__Given request__. Each line containing the word "title" needs to be copied.
## begin Data in this exercise
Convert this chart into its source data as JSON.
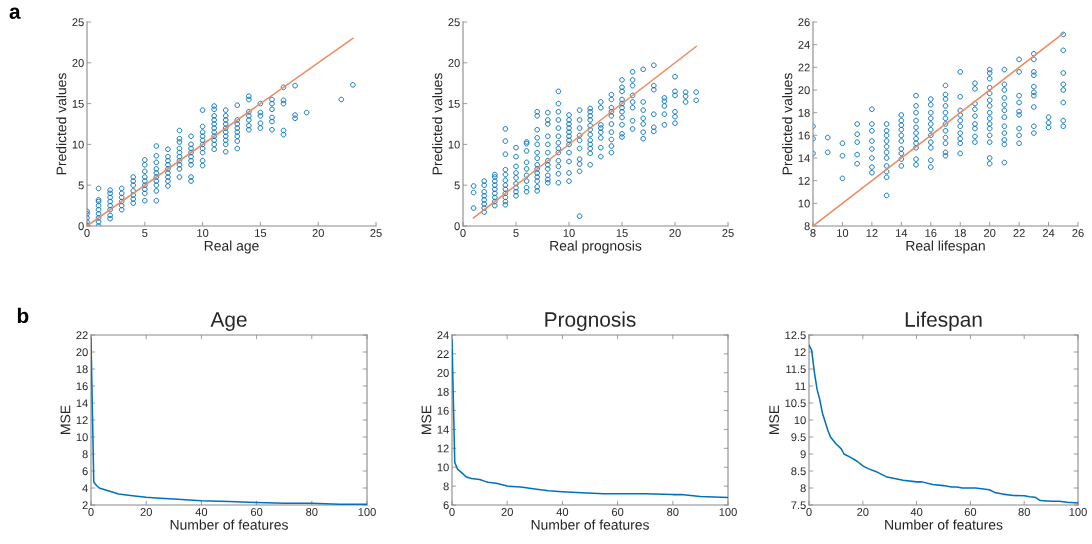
{
  "chart_data": [
    {
      "type": "scatter",
      "annotations": [
        "a"
      ],
      "xlabel": "Real age",
      "ylabel": "Predicted values",
      "xlim": [
        0,
        25
      ],
      "ylim": [
        0,
        25
      ],
      "xticks": [
        0,
        5,
        10,
        15,
        20,
        25
      ],
      "yticks": [
        0,
        5,
        10,
        15,
        20,
        25
      ],
      "series": [
        {
          "type": "scatter",
          "marker": "circle",
          "color": "#0072bd",
          "x": [
            0,
            0,
            0,
            0,
            0,
            1,
            1,
            1,
            1,
            1,
            1,
            1,
            1,
            1,
            2,
            2,
            2,
            2,
            2,
            2,
            2,
            2,
            3,
            3,
            3,
            3,
            3,
            3,
            4,
            4,
            4,
            4,
            4,
            4,
            4,
            5,
            5,
            5,
            5,
            5,
            5,
            5,
            5,
            5,
            6,
            6,
            6,
            6,
            6,
            6,
            6,
            6,
            6,
            6,
            7,
            7,
            7,
            7,
            7,
            7,
            7,
            7,
            7,
            8,
            8,
            8,
            8,
            8,
            8,
            8,
            8,
            8,
            8,
            9,
            9,
            9,
            9,
            9,
            9,
            9,
            9,
            9,
            10,
            10,
            10,
            10,
            10,
            10,
            10,
            10,
            10,
            10,
            11,
            11,
            11,
            11,
            11,
            11,
            11,
            11,
            11,
            11,
            11,
            12,
            12,
            12,
            12,
            12,
            12,
            12,
            12,
            12,
            12,
            13,
            13,
            13,
            13,
            13,
            13,
            13,
            13,
            14,
            14,
            14,
            14,
            14,
            14,
            14,
            15,
            15,
            15,
            15,
            15,
            16,
            16,
            16,
            16,
            16,
            16,
            17,
            17,
            17,
            17,
            17,
            18,
            18,
            18,
            19,
            22,
            23
          ],
          "values": [
            0,
            0.5,
            1,
            1.5,
            1.8,
            0,
            0.5,
            1,
            1.5,
            2,
            2.5,
            3,
            3.2,
            4.6,
            0.9,
            1.3,
            2,
            2.5,
            3,
            3.5,
            4,
            4.4,
            2,
            2.5,
            3,
            3.5,
            4,
            4.6,
            2.8,
            3.3,
            3.8,
            4.3,
            5,
            5.5,
            6,
            3.1,
            4,
            4.5,
            5,
            5.5,
            6,
            6.7,
            7.5,
            8.1,
            3.1,
            4.3,
            5,
            5.5,
            6,
            6.5,
            7,
            7.8,
            8.6,
            9.8,
            4.9,
            5.5,
            6,
            6.5,
            7,
            7.5,
            8,
            8.5,
            9.4,
            6,
            7,
            7.5,
            8,
            8.5,
            9,
            9.5,
            10.3,
            10.7,
            11.7,
            5.5,
            6,
            7.5,
            8,
            8.5,
            9,
            9.5,
            10,
            11,
            7.4,
            8,
            9,
            9.5,
            10,
            10.5,
            11,
            11.5,
            12.2,
            14.2,
            9.4,
            10,
            10.5,
            11,
            11.5,
            12,
            12.5,
            13,
            13.5,
            14.3,
            14.7,
            9.1,
            10,
            10.5,
            11,
            11.5,
            12,
            12.5,
            13,
            13.5,
            14.2,
            9.5,
            10.4,
            11,
            11.5,
            12,
            12.5,
            13,
            14.8,
            11.8,
            12.3,
            13,
            13.5,
            14,
            15.5,
            15.9,
            12,
            12.6,
            13.5,
            13.9,
            15,
            11.8,
            12.8,
            13.3,
            14.3,
            15,
            15.5,
            11.2,
            11.7,
            15,
            15.4,
            17,
            13.2,
            13.6,
            17.2,
            13.9,
            15.5,
            17.3
          ]
        },
        {
          "type": "line",
          "color": "#ec8a62",
          "x": [
            0,
            23
          ],
          "values": [
            0,
            23
          ]
        }
      ]
    },
    {
      "type": "scatter",
      "xlabel": "Real prognosis",
      "ylabel": "Predicted values",
      "xlim": [
        0,
        25
      ],
      "ylim": [
        0,
        25
      ],
      "xticks": [
        0,
        5,
        10,
        15,
        20,
        25
      ],
      "yticks": [
        0,
        5,
        10,
        15,
        20,
        25
      ],
      "series": [
        {
          "type": "scatter",
          "marker": "circle",
          "color": "#0072bd",
          "x": [
            1,
            1,
            1,
            2,
            2,
            2,
            2,
            2,
            2,
            2,
            2,
            3,
            3,
            3,
            3,
            3,
            3,
            3,
            3,
            3,
            4,
            4,
            4,
            4,
            4,
            4,
            4,
            4,
            4,
            4,
            4,
            4,
            5,
            5,
            5,
            5,
            5,
            5,
            5,
            5,
            5,
            6,
            6,
            6,
            6,
            6,
            6,
            6,
            6,
            6,
            7,
            7,
            7,
            7,
            7,
            7,
            7,
            7,
            7,
            7,
            7,
            7,
            7,
            7,
            8,
            8,
            8,
            8,
            8,
            8,
            8,
            8,
            8,
            8,
            8,
            8,
            9,
            9,
            9,
            9,
            9,
            9,
            9,
            9,
            9,
            9,
            9,
            9,
            9,
            10,
            10,
            10,
            10,
            10,
            10,
            10,
            10,
            10,
            10,
            10,
            10,
            11,
            11,
            11,
            11,
            11,
            11,
            11,
            11,
            11,
            11,
            12,
            12,
            12,
            12,
            12,
            12,
            12,
            12,
            12,
            12,
            12,
            12,
            13,
            13,
            13,
            13,
            13,
            13,
            13,
            13,
            14,
            14,
            14,
            14,
            14,
            14,
            14,
            14,
            14,
            14,
            15,
            15,
            15,
            15,
            15,
            15,
            15,
            15,
            15,
            15,
            15,
            16,
            16,
            16,
            16,
            16,
            16,
            16,
            16,
            17,
            17,
            17,
            17,
            17,
            17,
            17,
            18,
            18,
            18,
            18,
            18,
            18,
            19,
            19,
            19,
            19,
            19,
            20,
            20,
            20,
            20,
            20,
            20,
            21,
            21,
            21,
            22,
            22
          ],
          "values": [
            2.2,
            4.1,
            4.9,
            1.7,
            2.2,
            2.7,
            3.2,
            3.7,
            4.2,
            5,
            5.5,
            2.5,
            3,
            3.5,
            4,
            4.5,
            5,
            5.5,
            6,
            6.3,
            2.6,
            3,
            3.5,
            4,
            4.5,
            5,
            5.6,
            6.3,
            6.9,
            8.8,
            10.4,
            11.9,
            3.7,
            4.2,
            4.7,
            5.2,
            5.9,
            6.5,
            7.3,
            8.5,
            9.6,
            4.2,
            4.7,
            5.5,
            6.2,
            7,
            7.8,
            9.2,
            10.1,
            10.3,
            4.3,
            4.8,
            5.5,
            6,
            6.5,
            7,
            7.5,
            8.3,
            9,
            10,
            10.8,
            11.8,
            13.5,
            14,
            5.3,
            5.7,
            6.2,
            7,
            7.5,
            8,
            9,
            10,
            11,
            12.5,
            13,
            13.9,
            5.3,
            6.4,
            7.3,
            8,
            9,
            9.5,
            10.2,
            11,
            12,
            13,
            14,
            15,
            16.5,
            5.5,
            6.5,
            7.9,
            9,
            10,
            10.5,
            11,
            11.5,
            12,
            12.5,
            13,
            13.6,
            1.2,
            6.7,
            7.6,
            8.2,
            9.5,
            10.5,
            11.1,
            12,
            13,
            14.2,
            7.5,
            8.9,
            9.5,
            10,
            10.5,
            11.2,
            11.8,
            12.3,
            13,
            13.5,
            14,
            14.4,
            8.5,
            9.6,
            10.8,
            11.5,
            12,
            12.4,
            14.5,
            15.2,
            9,
            9.8,
            10.6,
            11.5,
            12.5,
            13.5,
            14,
            14.5,
            15.5,
            16.1,
            10.9,
            11.3,
            12.4,
            13.3,
            14,
            14.5,
            15,
            15.5,
            16.5,
            17,
            17.9,
            11.9,
            12.9,
            14.5,
            15.2,
            16,
            17.2,
            17.9,
            18.9,
            10.7,
            11.5,
            12.5,
            13.2,
            14.2,
            15.2,
            19.2,
            11.6,
            12.1,
            13.7,
            16.7,
            17.2,
            19.7,
            12.4,
            13.7,
            14.7,
            15.3,
            15.7,
            12.6,
            13.4,
            14,
            16,
            16.5,
            18.3,
            15.2,
            15.9,
            16.4,
            15.4,
            16.4
          ]
        },
        {
          "type": "line",
          "color": "#ec8a62",
          "x": [
            1,
            22
          ],
          "values": [
            1,
            22
          ]
        }
      ]
    },
    {
      "type": "scatter",
      "xlabel": "Real lifespan",
      "ylabel": "Predicted values",
      "xlim": [
        8,
        26
      ],
      "ylim": [
        8,
        26
      ],
      "xticks": [
        8,
        10,
        12,
        14,
        16,
        18,
        20,
        22,
        24,
        26
      ],
      "yticks": [
        8,
        10,
        12,
        14,
        16,
        18,
        20,
        22,
        24,
        26
      ],
      "series": [
        {
          "type": "scatter",
          "marker": "circle",
          "color": "#0072bd",
          "x": [
            8,
            8,
            8,
            9,
            9,
            10,
            10,
            10,
            11,
            11,
            11,
            11,
            11,
            12,
            12,
            12,
            12,
            12,
            12,
            12,
            12,
            13,
            13,
            13,
            13,
            13,
            13,
            13,
            13,
            13,
            13,
            13,
            14,
            14,
            14,
            14,
            14,
            14,
            14,
            14,
            14,
            14,
            15,
            15,
            15,
            15,
            15,
            15,
            15,
            15,
            15,
            15,
            15,
            16,
            16,
            16,
            16,
            16,
            16,
            16,
            16,
            16,
            16,
            16,
            17,
            17,
            17,
            17,
            17,
            17,
            17,
            17,
            17,
            17,
            17,
            17,
            18,
            18,
            18,
            18,
            18,
            18,
            18,
            18,
            18,
            18,
            19,
            19,
            19,
            19,
            19,
            19,
            19,
            19,
            19,
            20,
            20,
            20,
            20,
            20,
            20,
            20,
            20,
            20,
            20,
            20,
            20,
            20,
            20,
            20,
            21,
            21,
            21,
            21,
            21,
            21,
            21,
            21,
            21,
            21,
            21,
            21,
            22,
            22,
            22,
            22,
            22,
            22,
            22,
            22,
            22,
            23,
            23,
            23,
            23,
            23,
            23,
            23,
            23,
            23,
            23,
            24,
            24,
            24,
            25,
            25,
            25,
            25,
            25,
            25,
            25,
            25
          ],
          "values": [
            14.4,
            15.7,
            16.8,
            14.5,
            15.8,
            12.2,
            14.2,
            15.3,
            13.5,
            14.3,
            15.4,
            16.1,
            17,
            12.7,
            13.2,
            14,
            14.8,
            15.5,
            16.4,
            17,
            18.3,
            10.7,
            12.3,
            12.8,
            13.3,
            14,
            14.5,
            15,
            15.5,
            16,
            16.4,
            17,
            13.3,
            13.9,
            14.4,
            14.8,
            15.5,
            16,
            16.5,
            16.9,
            17.3,
            17.8,
            13.4,
            13.9,
            14.9,
            15.3,
            15.7,
            16.2,
            16.7,
            17.3,
            18,
            18.6,
            19.5,
            13.2,
            13.8,
            14.9,
            15.4,
            16,
            16.5,
            17,
            17.5,
            18,
            18.7,
            19.2,
            14.2,
            14.5,
            15.3,
            15.8,
            16.4,
            17,
            17.5,
            18,
            18.6,
            19.2,
            19.6,
            20.4,
            14.4,
            15.3,
            15.7,
            16.2,
            16.8,
            17.3,
            17.8,
            18.2,
            19.4,
            21.6,
            15.4,
            15.9,
            16.6,
            17,
            17.7,
            18.3,
            18.8,
            20.1,
            20.6,
            13.5,
            14,
            15.4,
            16,
            16.6,
            17,
            17.5,
            18,
            18.6,
            19.1,
            19.7,
            20.2,
            21,
            21.5,
            21.8,
            13.6,
            15.2,
            15.6,
            16.2,
            16.8,
            17.6,
            18.2,
            18.7,
            19.3,
            20,
            20.5,
            21.8,
            15.3,
            16,
            16.6,
            17.8,
            18.1,
            18.9,
            19.5,
            21.6,
            22.7,
            16.2,
            16.8,
            18.5,
            19.5,
            19.8,
            20.3,
            21.3,
            21.6,
            22.7,
            23.2,
            16.7,
            17.1,
            17.6,
            16.8,
            17.3,
            18.9,
            20,
            20.5,
            21.5,
            23.5,
            24.9
          ]
        },
        {
          "type": "line",
          "color": "#ec8a62",
          "x": [
            8,
            25
          ],
          "values": [
            8,
            25
          ]
        }
      ]
    },
    {
      "type": "line",
      "title": "Age",
      "annotations": [
        "b"
      ],
      "xlabel": "Number of features",
      "ylabel": "MSE",
      "xlim": [
        0,
        100
      ],
      "ylim": [
        2,
        22
      ],
      "xticks": [
        0,
        20,
        40,
        60,
        80,
        100
      ],
      "yticks": [
        2,
        4,
        6,
        8,
        10,
        12,
        14,
        16,
        18,
        20,
        22
      ],
      "series": [
        {
          "color": "#0072bd",
          "x": [
            0,
            1,
            2,
            3,
            5,
            8,
            10,
            15,
            20,
            25,
            30,
            40,
            50,
            60,
            70,
            80,
            90,
            100
          ],
          "values": [
            21.6,
            4.7,
            4.3,
            4.0,
            3.8,
            3.5,
            3.3,
            3.1,
            2.9,
            2.8,
            2.7,
            2.5,
            2.4,
            2.3,
            2.2,
            2.2,
            2.1,
            2.1
          ]
        }
      ]
    },
    {
      "type": "line",
      "title": "Prognosis",
      "xlabel": "Number of features",
      "ylabel": "MSE",
      "xlim": [
        0,
        100
      ],
      "ylim": [
        6,
        24
      ],
      "xticks": [
        0,
        20,
        40,
        60,
        80,
        100
      ],
      "yticks": [
        6,
        8,
        10,
        12,
        14,
        16,
        18,
        20,
        22,
        24
      ],
      "series": [
        {
          "color": "#0072bd",
          "x": [
            0,
            1,
            2,
            4,
            5,
            7,
            10,
            12,
            13,
            16,
            20,
            25,
            30,
            35,
            40,
            47,
            55,
            60,
            70,
            80,
            83,
            90,
            100
          ],
          "values": [
            23.5,
            10.5,
            9.8,
            9.3,
            9.0,
            8.8,
            8.7,
            8.5,
            8.4,
            8.3,
            8.0,
            7.9,
            7.7,
            7.5,
            7.4,
            7.3,
            7.2,
            7.2,
            7.2,
            7.1,
            7.1,
            6.9,
            6.8
          ]
        }
      ]
    },
    {
      "type": "line",
      "title": "Lifespan",
      "xlabel": "Number of features",
      "ylabel": "MSE",
      "xlim": [
        0,
        100
      ],
      "ylim": [
        7.5,
        12.5
      ],
      "xticks": [
        0,
        20,
        40,
        60,
        80,
        100
      ],
      "yticks": [
        7.5,
        8,
        8.5,
        9,
        9.5,
        10,
        10.5,
        11,
        11.5,
        12,
        12.5
      ],
      "series": [
        {
          "color": "#0072bd",
          "x": [
            0,
            1,
            2,
            3,
            4,
            5,
            7,
            8,
            10,
            12,
            13,
            16,
            18,
            20,
            22,
            25,
            29,
            35,
            40,
            42,
            46,
            50,
            53,
            55,
            57,
            62,
            67,
            69,
            72,
            76,
            80,
            82,
            84,
            86,
            90,
            93,
            96,
            100
          ],
          "values": [
            12.2,
            12.05,
            11.4,
            10.9,
            10.6,
            10.2,
            9.7,
            9.5,
            9.3,
            9.15,
            9.0,
            8.88,
            8.78,
            8.65,
            8.57,
            8.48,
            8.32,
            8.23,
            8.18,
            8.18,
            8.1,
            8.07,
            8.03,
            8.03,
            8.0,
            8.0,
            7.95,
            7.87,
            7.82,
            7.78,
            7.77,
            7.74,
            7.73,
            7.63,
            7.61,
            7.61,
            7.58,
            7.56
          ]
        }
      ]
    }
  ]
}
## end Data in this exercise
__The completed task__.
      "title": "Age",
      "title": "Prognosis",
      "title": "Lifespan",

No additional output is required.